What to do:
Locate the lines of the listing below that hold "判断框条件满足", then copy each of them.

-- Start Data for this exercise --

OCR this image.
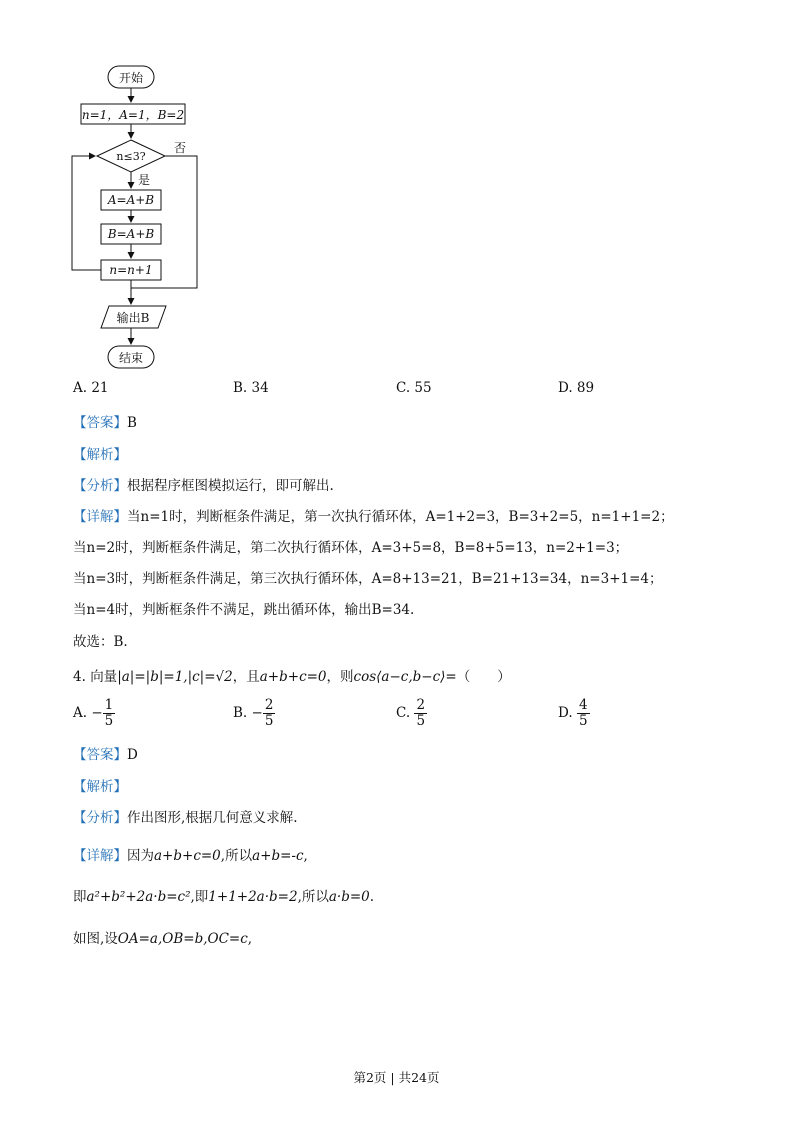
开始
n=1，A=1，B=2
n≤3?
否
是
A=A+B
B=A+B
n=n+1
输出B
结束
A. 21	B. 34	C. 55	D. 89
【答案】B
【解析】
【分析】根据程序框图模拟运行，即可解出.
【详解】当n=1时，判断框条件满足，第一次执行循环体，A=1+2=3，B=3+2=5，n=1+1=2；
当n=2时，判断框条件满足，第二次执行循环体，A=3+5=8，B=8+5=13，n=2+1=3；
当n=3时，判断框条件满足，第三次执行循环体，A=8+13=21，B=21+13=34，n=3+1=4；
当n=4时，判断框条件不满足，跳出循环体，输出B=34.
故选：B.
4. 向量|a|=|b|=1,|c|=√2，且a+b+c=0，则cos⟨a−c,b−c⟩=（　　）
A. − $\frac{1}{5}$	B. − $\frac{2}{5}$	C. $\frac{2}{5}$	D. $\frac{4}{5}$
【答案】D
【解析】
【分析】作出图形,根据几何意义求解.
【详解】因为a+b+c=0,所以a+b=-c,
即a²+b²+2a·b=c²,即1+1+2a·b=2,所以a·b=0.
如图,设OA=a,OB=b,OC=c,
第2页 | 共24页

-- End Data for this exercise --

Answer below:
【详解】当n=1时，判断框条件满足，第一次执行循环体，A=1+2=3，B=3+2=5，n=1+1=2；
当n=2时，判断框条件满足，第二次执行循环体，A=3+5=8，B=8+5=13，n=2+1=3；
当n=3时，判断框条件满足，第三次执行循环体，A=8+13=21，B=21+13=34，n=3+1=4；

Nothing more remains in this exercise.